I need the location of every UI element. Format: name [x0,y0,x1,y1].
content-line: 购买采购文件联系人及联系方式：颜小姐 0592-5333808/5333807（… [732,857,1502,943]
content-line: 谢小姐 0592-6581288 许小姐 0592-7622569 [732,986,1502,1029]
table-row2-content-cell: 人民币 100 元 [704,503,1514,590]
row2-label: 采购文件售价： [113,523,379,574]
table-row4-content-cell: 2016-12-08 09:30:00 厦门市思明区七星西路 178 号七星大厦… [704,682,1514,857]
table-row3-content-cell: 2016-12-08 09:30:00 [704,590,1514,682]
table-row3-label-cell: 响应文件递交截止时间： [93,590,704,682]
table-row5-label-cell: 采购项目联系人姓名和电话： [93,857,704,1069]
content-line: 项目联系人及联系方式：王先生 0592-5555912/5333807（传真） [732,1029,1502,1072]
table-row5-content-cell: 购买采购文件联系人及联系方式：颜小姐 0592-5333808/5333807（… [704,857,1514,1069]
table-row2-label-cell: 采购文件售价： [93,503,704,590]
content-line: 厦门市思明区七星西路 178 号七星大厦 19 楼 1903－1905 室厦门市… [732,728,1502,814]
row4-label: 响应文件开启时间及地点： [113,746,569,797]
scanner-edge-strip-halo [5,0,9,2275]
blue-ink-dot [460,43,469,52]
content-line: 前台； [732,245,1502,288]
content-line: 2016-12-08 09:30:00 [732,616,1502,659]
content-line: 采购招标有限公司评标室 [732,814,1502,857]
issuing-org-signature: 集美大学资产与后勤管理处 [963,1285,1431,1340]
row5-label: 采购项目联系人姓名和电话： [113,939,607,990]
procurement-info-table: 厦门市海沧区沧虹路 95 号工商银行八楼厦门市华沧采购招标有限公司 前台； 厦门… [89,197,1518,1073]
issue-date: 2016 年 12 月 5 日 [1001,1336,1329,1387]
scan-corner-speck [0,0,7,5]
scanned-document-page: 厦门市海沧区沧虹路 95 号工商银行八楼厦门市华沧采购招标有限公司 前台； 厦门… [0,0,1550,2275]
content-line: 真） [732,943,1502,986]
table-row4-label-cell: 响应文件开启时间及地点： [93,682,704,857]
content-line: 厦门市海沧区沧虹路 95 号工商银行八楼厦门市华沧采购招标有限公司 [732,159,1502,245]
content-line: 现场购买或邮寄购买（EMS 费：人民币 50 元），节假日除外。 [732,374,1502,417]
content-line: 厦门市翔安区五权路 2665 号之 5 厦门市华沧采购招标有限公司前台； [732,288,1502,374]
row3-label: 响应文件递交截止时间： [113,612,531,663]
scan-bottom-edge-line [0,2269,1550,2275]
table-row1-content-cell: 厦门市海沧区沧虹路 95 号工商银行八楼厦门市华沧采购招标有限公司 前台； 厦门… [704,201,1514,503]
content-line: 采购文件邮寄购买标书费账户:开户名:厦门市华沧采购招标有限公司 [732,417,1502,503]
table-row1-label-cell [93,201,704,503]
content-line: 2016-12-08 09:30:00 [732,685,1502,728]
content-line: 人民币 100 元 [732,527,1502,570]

◆ **PROBLEM DESCRIPTION**: Copy the rows above, substituting "text-line" for each occurrence of "content-line" and leaving everything else unchanged.

◆ **THE SOLUTION**:
I need the location of every UI element. Format: name [x0,y0,x1,y1].
text-line: 购买采购文件联系人及联系方式：颜小姐 0592-5333808/5333807（… [732,857,1502,943]
text-line: 谢小姐 0592-6581288 许小姐 0592-7622569 [732,986,1502,1029]
table-row2-content-cell: 人民币 100 元 [704,503,1514,590]
row2-label: 采购文件售价： [113,523,379,574]
table-row4-content-cell: 2016-12-08 09:30:00 厦门市思明区七星西路 178 号七星大厦… [704,682,1514,857]
table-row3-content-cell: 2016-12-08 09:30:00 [704,590,1514,682]
table-row3-label-cell: 响应文件递交截止时间： [93,590,704,682]
table-row5-label-cell: 采购项目联系人姓名和电话： [93,857,704,1069]
text-line: 项目联系人及联系方式：王先生 0592-5555912/5333807（传真） [732,1029,1502,1072]
table-row5-content-cell: 购买采购文件联系人及联系方式：颜小姐 0592-5333808/5333807（… [704,857,1514,1069]
table-row2-label-cell: 采购文件售价： [93,503,704,590]
text-line: 厦门市思明区七星西路 178 号七星大厦 19 楼 1903－1905 室厦门市… [732,728,1502,814]
row4-label: 响应文件开启时间及地点： [113,746,569,797]
scanner-edge-strip-halo [5,0,9,2275]
blue-ink-dot [460,43,469,52]
text-line: 前台； [732,245,1502,288]
text-line: 2016-12-08 09:30:00 [732,616,1502,659]
text-line: 采购招标有限公司评标室 [732,814,1502,857]
issuing-org-signature: 集美大学资产与后勤管理处 [963,1285,1431,1340]
row5-label: 采购项目联系人姓名和电话： [113,939,607,990]
procurement-info-table: 厦门市海沧区沧虹路 95 号工商银行八楼厦门市华沧采购招标有限公司 前台； 厦门… [89,197,1518,1073]
issue-date: 2016 年 12 月 5 日 [1001,1336,1329,1387]
scan-corner-speck [0,0,7,5]
scanned-document-page: 厦门市海沧区沧虹路 95 号工商银行八楼厦门市华沧采购招标有限公司 前台； 厦门… [0,0,1550,2275]
text-line: 真） [732,943,1502,986]
table-row4-label-cell: 响应文件开启时间及地点： [93,682,704,857]
text-line: 厦门市海沧区沧虹路 95 号工商银行八楼厦门市华沧采购招标有限公司 [732,159,1502,245]
text-line: 现场购买或邮寄购买（EMS 费：人民币 50 元），节假日除外。 [732,374,1502,417]
text-line: 厦门市翔安区五权路 2665 号之 5 厦门市华沧采购招标有限公司前台； [732,288,1502,374]
row3-label: 响应文件递交截止时间： [113,612,531,663]
scan-bottom-edge-line [0,2269,1550,2275]
table-row1-content-cell: 厦门市海沧区沧虹路 95 号工商银行八楼厦门市华沧采购招标有限公司 前台； 厦门… [704,201,1514,503]
text-line: 采购文件邮寄购买标书费账户:开户名:厦门市华沧采购招标有限公司 [732,417,1502,503]
table-row1-label-cell [93,201,704,503]
text-line: 2016-12-08 09:30:00 [732,685,1502,728]
text-line: 人民币 100 元 [732,527,1502,570]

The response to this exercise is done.